* **Requirements**: Extract every line where the string "type" appears.

* **Material provided**:
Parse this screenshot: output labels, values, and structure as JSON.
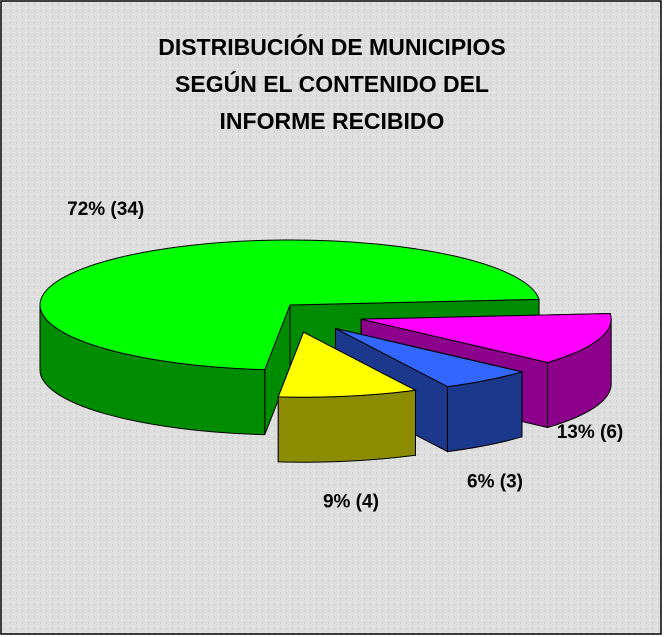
{
  "chart_data": {
    "type": "pie",
    "title": [
      "DISTRIBUCIÓN DE MUNICIPIOS",
      "SEGÚN EL CONTENIDO DEL",
      "INFORME RECIBIDO"
    ],
    "values": [
      13,
      6,
      9,
      72
    ],
    "value_labels": [
      "13% (6)",
      "6% (3)",
      "9% (4)",
      "72% (34)"
    ],
    "colors": [
      "#ff00ff",
      "#3366ff",
      "#ffff00",
      "#00ff00"
    ],
    "three_d": true
  }
}
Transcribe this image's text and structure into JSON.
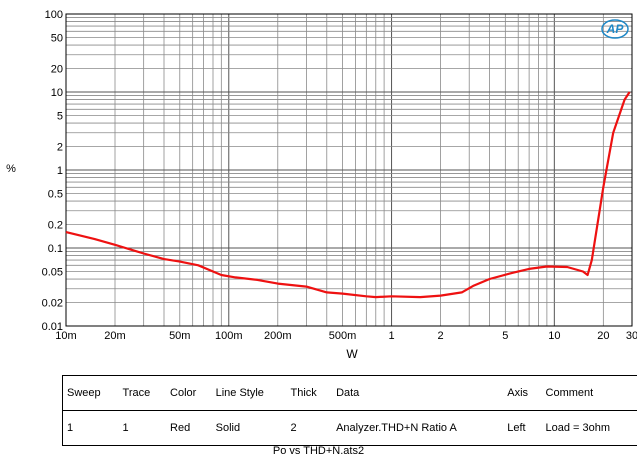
{
  "chart_data": {
    "type": "line",
    "xlabel": "W",
    "ylabel": "%",
    "x_scale": "log",
    "y_scale": "log",
    "xlim": [
      0.01,
      30
    ],
    "ylim": [
      0.01,
      100
    ],
    "grid": true,
    "x_tick_labels": [
      {
        "value": 0.01,
        "label": "10m"
      },
      {
        "value": 0.02,
        "label": "20m"
      },
      {
        "value": 0.05,
        "label": "50m"
      },
      {
        "value": 0.1,
        "label": "100m"
      },
      {
        "value": 0.2,
        "label": "200m"
      },
      {
        "value": 0.5,
        "label": "500m"
      },
      {
        "value": 1,
        "label": "1"
      },
      {
        "value": 2,
        "label": "2"
      },
      {
        "value": 5,
        "label": "5"
      },
      {
        "value": 10,
        "label": "10"
      },
      {
        "value": 20,
        "label": "20"
      },
      {
        "value": 30,
        "label": "30"
      }
    ],
    "y_tick_labels": [
      {
        "value": 100,
        "label": "100"
      },
      {
        "value": 50,
        "label": "50"
      },
      {
        "value": 20,
        "label": "20"
      },
      {
        "value": 10,
        "label": "10"
      },
      {
        "value": 5,
        "label": "5"
      },
      {
        "value": 2,
        "label": "2"
      },
      {
        "value": 1,
        "label": "1"
      },
      {
        "value": 0.5,
        "label": "0.5"
      },
      {
        "value": 0.2,
        "label": "0.2"
      },
      {
        "value": 0.1,
        "label": "0.1"
      },
      {
        "value": 0.05,
        "label": "0.05"
      },
      {
        "value": 0.02,
        "label": "0.02"
      },
      {
        "value": 0.01,
        "label": "0.01"
      }
    ],
    "series": [
      {
        "color": "#ee1111",
        "points": [
          [
            0.01,
            0.16
          ],
          [
            0.015,
            0.13
          ],
          [
            0.02,
            0.11
          ],
          [
            0.03,
            0.085
          ],
          [
            0.04,
            0.072
          ],
          [
            0.05,
            0.067
          ],
          [
            0.065,
            0.06
          ],
          [
            0.08,
            0.05
          ],
          [
            0.09,
            0.045
          ],
          [
            0.11,
            0.042
          ],
          [
            0.15,
            0.039
          ],
          [
            0.2,
            0.035
          ],
          [
            0.3,
            0.032
          ],
          [
            0.4,
            0.027
          ],
          [
            0.5,
            0.026
          ],
          [
            0.7,
            0.024
          ],
          [
            0.8,
            0.0235
          ],
          [
            1.0,
            0.024
          ],
          [
            1.5,
            0.0235
          ],
          [
            2.0,
            0.0245
          ],
          [
            2.7,
            0.027
          ],
          [
            3.2,
            0.033
          ],
          [
            4.0,
            0.04
          ],
          [
            5.5,
            0.048
          ],
          [
            7.0,
            0.054
          ],
          [
            9.0,
            0.058
          ],
          [
            12.0,
            0.057
          ],
          [
            15.0,
            0.05
          ],
          [
            16.0,
            0.045
          ],
          [
            17.0,
            0.07
          ],
          [
            20.0,
            0.6
          ],
          [
            23.0,
            3.0
          ],
          [
            27.0,
            8.0
          ],
          [
            29.0,
            10.0
          ]
        ]
      }
    ]
  },
  "logo": {
    "text": "AP",
    "color": "#1e88c7"
  },
  "legend_table": {
    "headers": [
      "Sweep",
      "Trace",
      "Color",
      "Line Style",
      "Thick",
      "Data",
      "Axis",
      "Comment"
    ],
    "rows": [
      [
        "1",
        "1",
        "Red",
        "Solid",
        "2",
        "Analyzer.THD+N Ratio A",
        "Left",
        "Load = 3ohm"
      ]
    ]
  },
  "footer": {
    "caption": "Po vs THD+N.ats2"
  }
}
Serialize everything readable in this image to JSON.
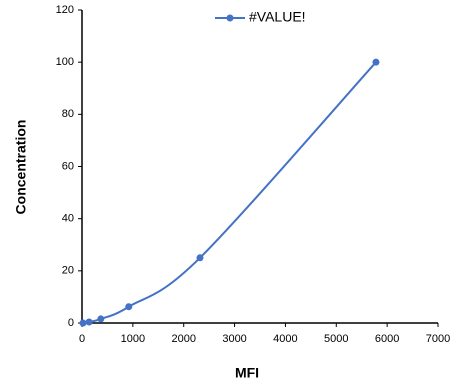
{
  "chart_data": {
    "type": "line",
    "x_label": "MFI",
    "y_label": "Concentration",
    "x": [
      20,
      140,
      370,
      920,
      2320,
      5780
    ],
    "series": [
      {
        "name": "#VALUE!",
        "color": "#4472c4",
        "values": [
          0,
          0.39,
          1.56,
          6.25,
          25,
          100
        ]
      }
    ],
    "xlim": [
      0,
      7000
    ],
    "xticks": [
      0,
      1000,
      2000,
      3000,
      4000,
      5000,
      6000,
      7000
    ],
    "ylim": [
      0,
      120
    ],
    "yticks": [
      0,
      20,
      40,
      60,
      80,
      100,
      120
    ],
    "legend": "top",
    "grid": false
  }
}
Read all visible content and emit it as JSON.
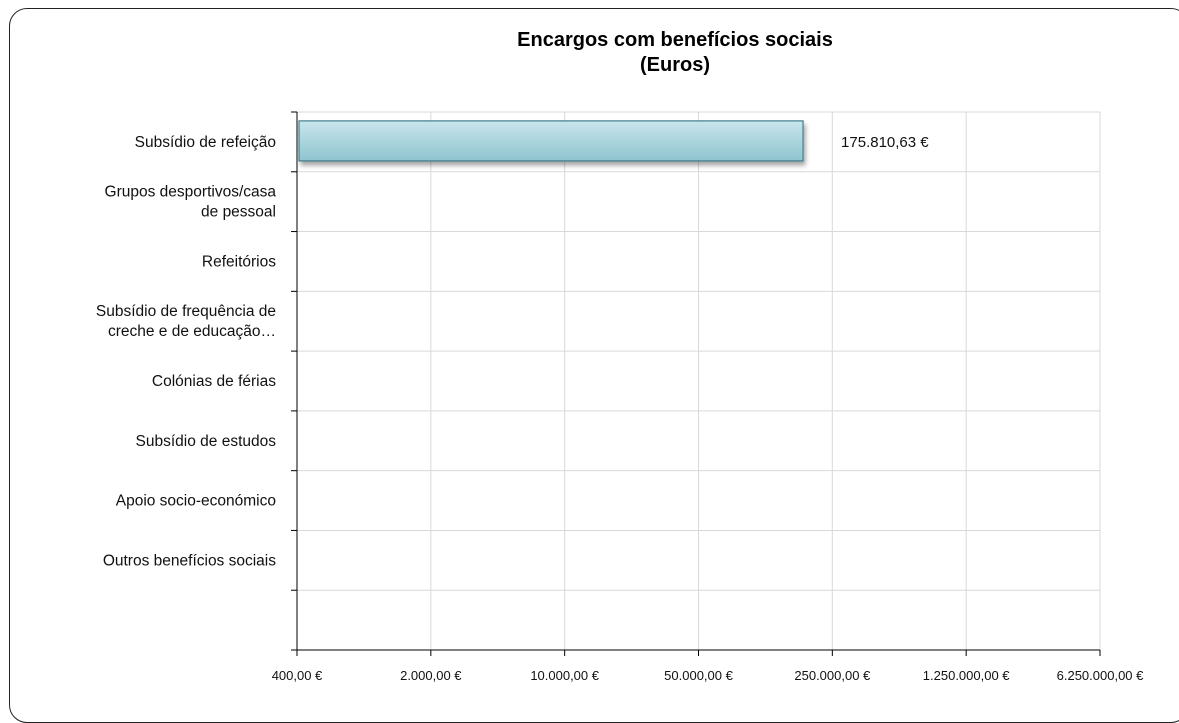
{
  "chart_data": {
    "type": "bar",
    "orientation": "horizontal",
    "title": "Encargos com benefícios sociais",
    "subtitle": "(Euros)",
    "categories": [
      [
        "Subsídio de refeição"
      ],
      [
        "Grupos desportivos/casa",
        "de pessoal"
      ],
      [
        "Refeitórios"
      ],
      [
        "Subsídio de frequência de",
        "creche e de educação…"
      ],
      [
        "Colónias de férias"
      ],
      [
        "Subsídio de estudos"
      ],
      [
        "Apoio socio-económico"
      ],
      [
        "Outros benefícios sociais"
      ]
    ],
    "values": [
      175810.63,
      null,
      null,
      null,
      null,
      null,
      null,
      null
    ],
    "data_labels": [
      "175.810,63 €",
      "",
      "",
      "",
      "",
      "",
      "",
      ""
    ],
    "x_scale": "log",
    "x_ticks": [
      400,
      2000,
      10000,
      50000,
      250000,
      1250000,
      6250000
    ],
    "x_tick_labels": [
      "400,00 €",
      "2.000,00 €",
      "10.000,00 €",
      "50.000,00 €",
      "250.000,00 €",
      "1.250.000,00 €",
      "6.250.000,00 €"
    ],
    "xlim": [
      400,
      6250000
    ],
    "grid": true,
    "colors": {
      "bar_fill_top": "#c9e5ec",
      "bar_fill_bottom": "#8ec4cf",
      "bar_stroke": "#3f7f8c",
      "grid": "#d9d9d9",
      "axis": "#000000"
    }
  }
}
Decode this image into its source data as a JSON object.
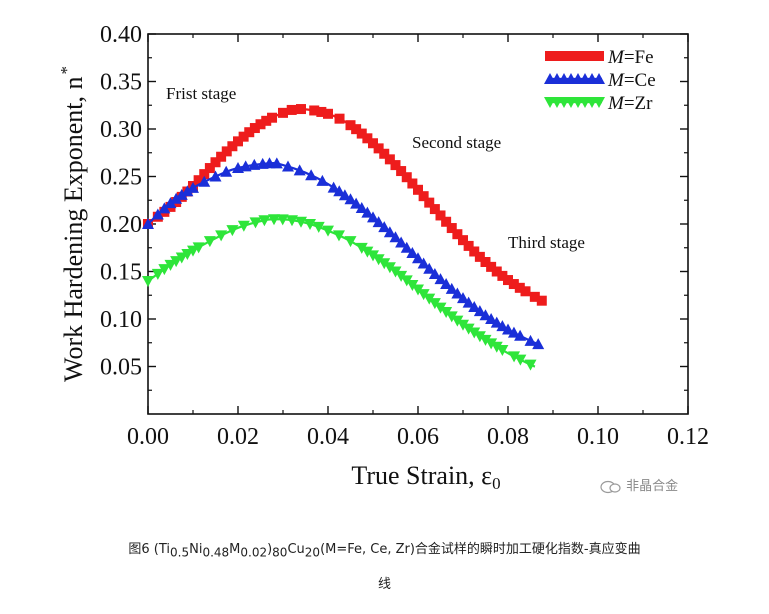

* **Output for this task**:
    "type": "pie",
    "type": "line",
    "type": "line",
    "type": "bar",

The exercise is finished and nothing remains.